* **Source**:
+++++

# 2.6.12-gentoo-r4 and no analog sound

## LubosD

Hello,

I've updated to 2.6.12 kernel but now I have no sound from line-in or microphone. My mixer is set up correctly.

I've seen some advice to update all alsa stuff to 1.0.9 but it didn't help.

I have an Audigy 1 card.

Any ideas what's wrong?

----------

## Marquel

Seems something happened to the emu10k1-driver in the kernel-tree.

At my box, I had the same problem. It works with the kernel's driver in gentoo-sources-2.6.11-r11 and with alsa-driver-1.0.9, but not with the kernel's driver in gentoo-sources-2.6.12-r4.

I have no real fix, just these two workarounds: Either select M for everything related to ALSA in your 2.6.12-r4-kernel and compile alsa-driver-1.0.9 (needs ~x86) or stick to any kernel before 2.6.12-r4, that works.

----------

## pjp

At least for me, there were some kernel options removed in 2.6.12-gentoo-r4 compared with 2.6.7-gentoo-r11.

Specifically, CONFIG_SND_HWDEP and CONFIG_SND_BIT32_EMUL.  

Recompiling media-libs/alsa-lib, media-libs/alsa-oss, media-sound/alsa-utils, and media-sound/alsa-headers. Didn't do anything.

Sound was turned off too, but turning it on didn't help.

*grumbles about things being removed*

EDIT:

Running "alsaconf" (Section 3.2) seems to have done the trick -- whatever that might have been.

----------

## LubosD

I have rerun alsaconf - no difference.

2.6.12 is a bad kernel (for me) - VMware's kernel modules make an Oops on 2.6.12, for example  :Sad: 

----------

## Valkyr

Same problem here, no sound from line in or mic on 2.6.12 kernel series. I also have an audigy 1 card.

----------

+++++

* **Rows**:
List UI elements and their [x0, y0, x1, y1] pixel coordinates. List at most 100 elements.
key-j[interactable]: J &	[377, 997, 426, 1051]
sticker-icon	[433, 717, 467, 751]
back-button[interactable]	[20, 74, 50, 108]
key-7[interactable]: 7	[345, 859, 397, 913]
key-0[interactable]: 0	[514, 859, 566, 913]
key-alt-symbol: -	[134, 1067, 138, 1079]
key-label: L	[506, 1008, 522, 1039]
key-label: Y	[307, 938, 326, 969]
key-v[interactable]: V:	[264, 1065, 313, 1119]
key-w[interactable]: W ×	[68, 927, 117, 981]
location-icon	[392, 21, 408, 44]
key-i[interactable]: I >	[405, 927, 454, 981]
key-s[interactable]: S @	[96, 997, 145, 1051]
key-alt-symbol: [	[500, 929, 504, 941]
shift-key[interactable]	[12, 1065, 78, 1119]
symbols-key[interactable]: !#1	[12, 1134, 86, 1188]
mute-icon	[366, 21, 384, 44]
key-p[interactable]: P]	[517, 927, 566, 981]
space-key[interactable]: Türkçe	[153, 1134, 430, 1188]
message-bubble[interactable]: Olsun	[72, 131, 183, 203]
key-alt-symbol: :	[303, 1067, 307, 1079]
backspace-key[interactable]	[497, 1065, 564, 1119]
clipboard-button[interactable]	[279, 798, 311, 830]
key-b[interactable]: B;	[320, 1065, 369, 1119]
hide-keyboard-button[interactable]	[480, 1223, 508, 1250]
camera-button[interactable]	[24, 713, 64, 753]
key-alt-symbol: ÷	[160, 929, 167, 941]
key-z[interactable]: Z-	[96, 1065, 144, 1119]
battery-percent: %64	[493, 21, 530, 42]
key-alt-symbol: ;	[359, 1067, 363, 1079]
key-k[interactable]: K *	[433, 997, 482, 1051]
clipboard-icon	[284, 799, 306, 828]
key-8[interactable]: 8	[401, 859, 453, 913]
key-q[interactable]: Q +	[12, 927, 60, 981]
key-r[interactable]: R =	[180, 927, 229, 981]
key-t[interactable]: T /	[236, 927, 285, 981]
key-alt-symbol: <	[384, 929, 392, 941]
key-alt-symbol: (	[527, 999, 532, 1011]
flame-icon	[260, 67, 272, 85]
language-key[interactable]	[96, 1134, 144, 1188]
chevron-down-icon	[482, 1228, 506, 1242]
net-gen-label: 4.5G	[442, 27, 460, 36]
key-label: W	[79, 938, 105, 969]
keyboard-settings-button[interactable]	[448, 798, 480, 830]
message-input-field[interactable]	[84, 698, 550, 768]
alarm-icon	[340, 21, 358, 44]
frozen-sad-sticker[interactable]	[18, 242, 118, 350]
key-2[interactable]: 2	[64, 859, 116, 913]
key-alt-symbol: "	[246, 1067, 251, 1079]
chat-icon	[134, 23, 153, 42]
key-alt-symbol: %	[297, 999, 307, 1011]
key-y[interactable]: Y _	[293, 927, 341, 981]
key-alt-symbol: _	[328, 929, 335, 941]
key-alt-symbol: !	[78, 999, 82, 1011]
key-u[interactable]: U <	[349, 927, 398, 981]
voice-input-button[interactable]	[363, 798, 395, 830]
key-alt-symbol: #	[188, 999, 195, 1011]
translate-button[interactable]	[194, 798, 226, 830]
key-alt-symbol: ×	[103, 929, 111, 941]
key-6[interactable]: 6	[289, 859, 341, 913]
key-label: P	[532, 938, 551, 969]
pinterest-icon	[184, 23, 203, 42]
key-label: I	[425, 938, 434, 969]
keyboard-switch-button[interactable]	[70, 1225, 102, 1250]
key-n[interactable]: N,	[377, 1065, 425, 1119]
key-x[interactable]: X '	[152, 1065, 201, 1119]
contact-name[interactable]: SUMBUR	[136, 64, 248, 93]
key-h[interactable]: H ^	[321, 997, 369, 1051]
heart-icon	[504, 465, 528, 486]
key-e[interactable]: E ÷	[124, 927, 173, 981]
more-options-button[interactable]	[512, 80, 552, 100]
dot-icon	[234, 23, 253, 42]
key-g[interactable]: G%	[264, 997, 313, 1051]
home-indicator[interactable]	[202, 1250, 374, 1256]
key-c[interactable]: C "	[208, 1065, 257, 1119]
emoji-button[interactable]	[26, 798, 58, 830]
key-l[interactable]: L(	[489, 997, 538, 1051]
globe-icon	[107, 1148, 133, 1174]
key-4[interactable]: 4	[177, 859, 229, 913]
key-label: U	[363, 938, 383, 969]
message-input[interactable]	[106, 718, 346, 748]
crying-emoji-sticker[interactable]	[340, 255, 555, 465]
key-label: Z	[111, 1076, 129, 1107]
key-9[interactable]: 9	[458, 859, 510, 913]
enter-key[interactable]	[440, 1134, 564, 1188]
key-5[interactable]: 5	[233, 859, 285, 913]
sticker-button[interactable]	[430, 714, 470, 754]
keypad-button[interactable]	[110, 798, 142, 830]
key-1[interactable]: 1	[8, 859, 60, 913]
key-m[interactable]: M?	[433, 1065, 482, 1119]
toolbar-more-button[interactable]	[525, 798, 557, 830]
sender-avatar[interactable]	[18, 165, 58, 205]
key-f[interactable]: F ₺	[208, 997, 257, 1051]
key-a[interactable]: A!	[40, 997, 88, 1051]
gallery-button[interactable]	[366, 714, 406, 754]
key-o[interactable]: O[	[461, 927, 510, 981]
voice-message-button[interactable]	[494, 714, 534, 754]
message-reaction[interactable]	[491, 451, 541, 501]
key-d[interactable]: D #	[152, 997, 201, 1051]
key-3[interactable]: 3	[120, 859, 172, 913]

+++++

* **Parts of the exercise**:
A: Quote the entire forum thread about losing analog sound after updating to the 2.6.12-gentoo-r4 kernel, word for word.
B: Print the records from their first line through the line that contains "927, 454, 981]", with both of those lines included, and print nothing else.

* **Task-by-task solutions**:
A:
# 2.6.12-gentoo-r4 and no analog sound

## LubosD

Hello,

I've updated to 2.6.12 kernel but now I have no sound from line-in or microphone. My mixer is set up correctly.

I've seen some advice to update all alsa stuff to 1.0.9 but it didn't help.

I have an Audigy 1 card.

Any ideas what's wrong?

----------

## Marquel

Seems something happened to the emu10k1-driver in the kernel-tree.

At my box, I had the same problem. It works with the kernel's driver in gentoo-sources-2.6.11-r11 and with alsa-driver-1.0.9, but not with the kernel's driver in gentoo-sources-2.6.12-r4.

I have no real fix, just these two workarounds: Either select M for everything related to ALSA in your 2.6.12-r4-kernel and compile alsa-driver-1.0.9 (needs ~x86) or stick to any kernel before 2.6.12-r4, that works.

----------

## pjp

At least for me, there were some kernel options removed in 2.6.12-gentoo-r4 compared with 2.6.7-gentoo-r11.

Specifically, CONFIG_SND_HWDEP and CONFIG_SND_BIT32_EMUL.  

Recompiling media-libs/alsa-lib, media-libs/alsa-oss, media-sound/alsa-utils, and media-sound/alsa-headers. Didn't do anything.

Sound was turned off too, but turning it on didn't help.

*grumbles about things being removed*

EDIT:

Running "alsaconf" (Section 3.2) seems to have done the trick -- whatever that might have been.

----------

## LubosD

I have rerun alsaconf - no difference.

2.6.12 is a bad kernel (for me) - VMware's kernel modules make an Oops on 2.6.12, for example  :Sad: 

----------

## Valkyr

Same problem here, no sound from line in or mic on 2.6.12 kernel series. I also have an audigy 1 card.

----------

B:
List UI elements and their [x0, y0, x1, y1] pixel coordinates. List at most 100 elements.
key-j[interactable]: J &	[377, 997, 426, 1051]
sticker-icon	[433, 717, 467, 751]
back-button[interactable]	[20, 74, 50, 108]
key-7[interactable]: 7	[345, 859, 397, 913]
key-0[interactable]: 0	[514, 859, 566, 913]
key-alt-symbol: -	[134, 1067, 138, 1079]
key-label: L	[506, 1008, 522, 1039]
key-label: Y	[307, 938, 326, 969]
key-v[interactable]: V:	[264, 1065, 313, 1119]
key-w[interactable]: W ×	[68, 927, 117, 981]
location-icon	[392, 21, 408, 44]
key-i[interactable]: I >	[405, 927, 454, 981]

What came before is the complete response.